● **Stated exercise**: Copy the data word for word, from its first line through the line containing "y-tick-label: 520.00: [17, 360, 51, 372]", both included.

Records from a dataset
━━━━━━━━━━━━━━━━━━━━━━━━━━━━━━
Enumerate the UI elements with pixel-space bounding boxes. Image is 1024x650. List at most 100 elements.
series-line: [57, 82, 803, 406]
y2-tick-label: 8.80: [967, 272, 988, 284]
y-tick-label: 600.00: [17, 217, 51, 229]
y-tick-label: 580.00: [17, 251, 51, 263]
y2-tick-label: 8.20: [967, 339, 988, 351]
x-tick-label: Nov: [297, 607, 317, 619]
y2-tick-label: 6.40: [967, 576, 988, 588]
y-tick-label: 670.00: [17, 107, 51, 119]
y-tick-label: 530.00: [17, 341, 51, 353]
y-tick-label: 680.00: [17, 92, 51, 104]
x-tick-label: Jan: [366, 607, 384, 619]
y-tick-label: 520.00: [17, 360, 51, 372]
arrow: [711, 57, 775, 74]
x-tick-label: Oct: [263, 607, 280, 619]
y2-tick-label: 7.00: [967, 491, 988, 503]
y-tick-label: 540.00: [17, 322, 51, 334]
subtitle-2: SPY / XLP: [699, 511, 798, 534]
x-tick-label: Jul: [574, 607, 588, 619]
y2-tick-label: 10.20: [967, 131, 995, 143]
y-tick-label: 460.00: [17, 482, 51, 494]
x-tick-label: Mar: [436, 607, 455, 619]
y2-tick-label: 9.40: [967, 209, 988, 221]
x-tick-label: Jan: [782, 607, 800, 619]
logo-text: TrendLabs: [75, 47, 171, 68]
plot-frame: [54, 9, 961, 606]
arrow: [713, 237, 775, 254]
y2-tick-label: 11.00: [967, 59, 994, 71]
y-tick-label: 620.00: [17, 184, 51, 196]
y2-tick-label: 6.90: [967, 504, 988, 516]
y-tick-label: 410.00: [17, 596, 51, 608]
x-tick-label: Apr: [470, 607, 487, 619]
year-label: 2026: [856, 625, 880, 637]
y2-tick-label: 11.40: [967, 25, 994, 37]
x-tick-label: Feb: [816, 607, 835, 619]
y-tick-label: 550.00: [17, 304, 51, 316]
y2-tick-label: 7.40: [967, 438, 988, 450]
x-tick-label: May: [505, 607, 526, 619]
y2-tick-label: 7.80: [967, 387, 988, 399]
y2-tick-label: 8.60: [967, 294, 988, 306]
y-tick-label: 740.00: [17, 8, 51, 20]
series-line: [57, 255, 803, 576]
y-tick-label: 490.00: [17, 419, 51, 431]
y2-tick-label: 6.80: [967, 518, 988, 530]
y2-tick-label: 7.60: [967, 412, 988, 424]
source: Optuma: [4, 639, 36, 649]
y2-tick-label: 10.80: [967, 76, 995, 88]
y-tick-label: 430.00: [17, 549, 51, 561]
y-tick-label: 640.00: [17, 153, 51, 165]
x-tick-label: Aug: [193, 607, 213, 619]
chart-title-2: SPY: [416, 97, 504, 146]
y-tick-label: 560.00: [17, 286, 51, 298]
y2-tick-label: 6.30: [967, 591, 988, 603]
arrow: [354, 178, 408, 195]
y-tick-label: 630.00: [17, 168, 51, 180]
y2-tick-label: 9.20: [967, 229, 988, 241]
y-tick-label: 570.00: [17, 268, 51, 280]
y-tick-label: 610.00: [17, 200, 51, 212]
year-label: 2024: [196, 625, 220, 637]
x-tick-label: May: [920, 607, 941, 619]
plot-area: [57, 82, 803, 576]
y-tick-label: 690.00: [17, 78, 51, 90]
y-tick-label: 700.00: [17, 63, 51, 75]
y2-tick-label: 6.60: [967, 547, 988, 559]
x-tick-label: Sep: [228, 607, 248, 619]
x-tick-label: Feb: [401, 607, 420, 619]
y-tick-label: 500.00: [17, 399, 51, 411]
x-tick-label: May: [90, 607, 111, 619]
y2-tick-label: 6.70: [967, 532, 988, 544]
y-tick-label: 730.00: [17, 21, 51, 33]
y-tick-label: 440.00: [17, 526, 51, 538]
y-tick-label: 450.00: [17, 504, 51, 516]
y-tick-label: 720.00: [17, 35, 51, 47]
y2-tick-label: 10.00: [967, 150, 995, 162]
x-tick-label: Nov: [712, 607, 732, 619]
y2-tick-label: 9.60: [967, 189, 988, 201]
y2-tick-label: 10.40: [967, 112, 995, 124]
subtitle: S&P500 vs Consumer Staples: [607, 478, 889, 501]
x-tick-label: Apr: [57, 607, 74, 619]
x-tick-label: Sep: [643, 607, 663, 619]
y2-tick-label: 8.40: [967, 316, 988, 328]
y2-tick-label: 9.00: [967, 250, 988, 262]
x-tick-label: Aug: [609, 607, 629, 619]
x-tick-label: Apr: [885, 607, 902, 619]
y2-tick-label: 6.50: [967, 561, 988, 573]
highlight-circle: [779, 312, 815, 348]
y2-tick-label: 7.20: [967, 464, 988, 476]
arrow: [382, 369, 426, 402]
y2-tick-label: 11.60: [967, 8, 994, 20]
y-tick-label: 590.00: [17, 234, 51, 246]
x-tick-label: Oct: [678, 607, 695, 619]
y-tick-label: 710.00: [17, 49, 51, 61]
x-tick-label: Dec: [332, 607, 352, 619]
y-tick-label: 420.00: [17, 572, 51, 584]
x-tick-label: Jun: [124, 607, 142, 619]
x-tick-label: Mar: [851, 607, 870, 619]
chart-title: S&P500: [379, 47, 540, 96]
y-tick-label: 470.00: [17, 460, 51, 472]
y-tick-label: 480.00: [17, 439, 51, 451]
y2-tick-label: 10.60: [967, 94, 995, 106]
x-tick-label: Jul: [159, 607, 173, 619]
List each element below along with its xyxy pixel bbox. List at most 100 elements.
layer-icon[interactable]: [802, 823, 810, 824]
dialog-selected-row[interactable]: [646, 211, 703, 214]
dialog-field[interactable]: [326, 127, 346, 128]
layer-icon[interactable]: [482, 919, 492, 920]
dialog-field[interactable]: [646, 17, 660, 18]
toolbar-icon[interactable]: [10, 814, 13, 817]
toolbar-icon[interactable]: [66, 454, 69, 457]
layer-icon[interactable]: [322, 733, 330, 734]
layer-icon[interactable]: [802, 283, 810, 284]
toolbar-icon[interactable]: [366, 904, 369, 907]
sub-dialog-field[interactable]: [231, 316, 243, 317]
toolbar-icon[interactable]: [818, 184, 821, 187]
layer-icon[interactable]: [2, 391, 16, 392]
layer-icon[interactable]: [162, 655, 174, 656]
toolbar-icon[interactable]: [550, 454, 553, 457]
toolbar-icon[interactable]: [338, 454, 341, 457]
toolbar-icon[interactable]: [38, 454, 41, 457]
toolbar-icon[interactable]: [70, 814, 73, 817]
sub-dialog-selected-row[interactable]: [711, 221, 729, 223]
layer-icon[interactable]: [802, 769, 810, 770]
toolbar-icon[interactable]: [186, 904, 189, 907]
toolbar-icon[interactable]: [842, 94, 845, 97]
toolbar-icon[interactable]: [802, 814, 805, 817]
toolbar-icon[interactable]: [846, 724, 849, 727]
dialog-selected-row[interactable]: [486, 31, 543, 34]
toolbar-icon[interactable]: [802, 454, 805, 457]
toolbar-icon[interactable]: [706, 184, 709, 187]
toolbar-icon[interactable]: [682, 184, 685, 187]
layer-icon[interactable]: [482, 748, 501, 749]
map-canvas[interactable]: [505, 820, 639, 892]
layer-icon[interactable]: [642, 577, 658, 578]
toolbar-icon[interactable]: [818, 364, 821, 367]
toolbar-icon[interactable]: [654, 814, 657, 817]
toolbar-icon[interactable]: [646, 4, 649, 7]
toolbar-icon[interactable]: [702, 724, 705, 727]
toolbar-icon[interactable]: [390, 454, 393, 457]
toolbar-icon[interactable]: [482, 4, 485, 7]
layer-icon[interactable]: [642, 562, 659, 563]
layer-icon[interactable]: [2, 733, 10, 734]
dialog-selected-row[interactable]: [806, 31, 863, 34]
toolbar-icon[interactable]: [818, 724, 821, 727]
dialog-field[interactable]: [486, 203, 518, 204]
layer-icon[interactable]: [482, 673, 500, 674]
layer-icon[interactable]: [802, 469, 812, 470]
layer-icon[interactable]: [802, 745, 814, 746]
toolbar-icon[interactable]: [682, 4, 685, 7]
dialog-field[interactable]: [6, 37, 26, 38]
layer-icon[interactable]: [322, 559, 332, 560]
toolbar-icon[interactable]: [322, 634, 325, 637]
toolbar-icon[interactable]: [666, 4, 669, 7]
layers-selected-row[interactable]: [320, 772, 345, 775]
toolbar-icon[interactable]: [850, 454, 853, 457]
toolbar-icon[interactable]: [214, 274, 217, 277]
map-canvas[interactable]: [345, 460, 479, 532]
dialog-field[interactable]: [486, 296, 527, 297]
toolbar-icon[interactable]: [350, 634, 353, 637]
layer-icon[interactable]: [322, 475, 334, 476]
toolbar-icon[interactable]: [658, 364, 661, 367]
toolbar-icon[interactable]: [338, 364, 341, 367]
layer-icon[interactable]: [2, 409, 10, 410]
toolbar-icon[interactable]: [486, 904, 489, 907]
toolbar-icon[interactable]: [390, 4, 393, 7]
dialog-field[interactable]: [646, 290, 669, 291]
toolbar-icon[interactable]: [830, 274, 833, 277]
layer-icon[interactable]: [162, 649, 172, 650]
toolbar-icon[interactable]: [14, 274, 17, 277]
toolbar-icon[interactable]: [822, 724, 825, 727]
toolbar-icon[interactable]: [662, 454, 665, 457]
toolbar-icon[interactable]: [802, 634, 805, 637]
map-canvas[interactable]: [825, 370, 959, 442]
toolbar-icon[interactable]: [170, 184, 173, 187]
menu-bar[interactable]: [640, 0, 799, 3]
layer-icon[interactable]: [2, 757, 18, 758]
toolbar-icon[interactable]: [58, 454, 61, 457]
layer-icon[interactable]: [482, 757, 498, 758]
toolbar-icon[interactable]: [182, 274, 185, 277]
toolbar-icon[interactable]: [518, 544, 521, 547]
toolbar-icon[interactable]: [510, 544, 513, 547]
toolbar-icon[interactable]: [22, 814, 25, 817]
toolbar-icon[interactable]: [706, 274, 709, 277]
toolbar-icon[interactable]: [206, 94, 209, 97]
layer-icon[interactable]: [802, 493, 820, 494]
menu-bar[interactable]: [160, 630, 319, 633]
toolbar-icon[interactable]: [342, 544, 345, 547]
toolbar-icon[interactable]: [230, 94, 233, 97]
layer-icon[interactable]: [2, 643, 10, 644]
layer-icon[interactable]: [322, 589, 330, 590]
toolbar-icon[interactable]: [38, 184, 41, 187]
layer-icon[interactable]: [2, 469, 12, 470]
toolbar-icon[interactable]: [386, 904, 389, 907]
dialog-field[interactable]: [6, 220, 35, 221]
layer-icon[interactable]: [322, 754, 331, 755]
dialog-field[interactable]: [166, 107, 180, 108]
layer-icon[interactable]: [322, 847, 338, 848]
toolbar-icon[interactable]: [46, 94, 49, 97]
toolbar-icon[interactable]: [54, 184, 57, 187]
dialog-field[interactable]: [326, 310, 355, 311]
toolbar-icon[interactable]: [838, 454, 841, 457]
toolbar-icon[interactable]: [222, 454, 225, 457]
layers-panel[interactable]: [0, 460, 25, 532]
━━━━━━━━━━━━━━━━━━━━━━━━━━━━━━
● **Solution to the exercise**:
Enumerate the UI elements with pixel-space bounding boxes. Image is 1024x650. List at most 100 elements.
series-line: [57, 82, 803, 406]
y2-tick-label: 8.80: [967, 272, 988, 284]
y-tick-label: 600.00: [17, 217, 51, 229]
y-tick-label: 580.00: [17, 251, 51, 263]
y2-tick-label: 8.20: [967, 339, 988, 351]
x-tick-label: Nov: [297, 607, 317, 619]
y2-tick-label: 6.40: [967, 576, 988, 588]
y-tick-label: 670.00: [17, 107, 51, 119]
y-tick-label: 530.00: [17, 341, 51, 353]
y-tick-label: 680.00: [17, 92, 51, 104]
x-tick-label: Jan: [366, 607, 384, 619]
y-tick-label: 520.00: [17, 360, 51, 372]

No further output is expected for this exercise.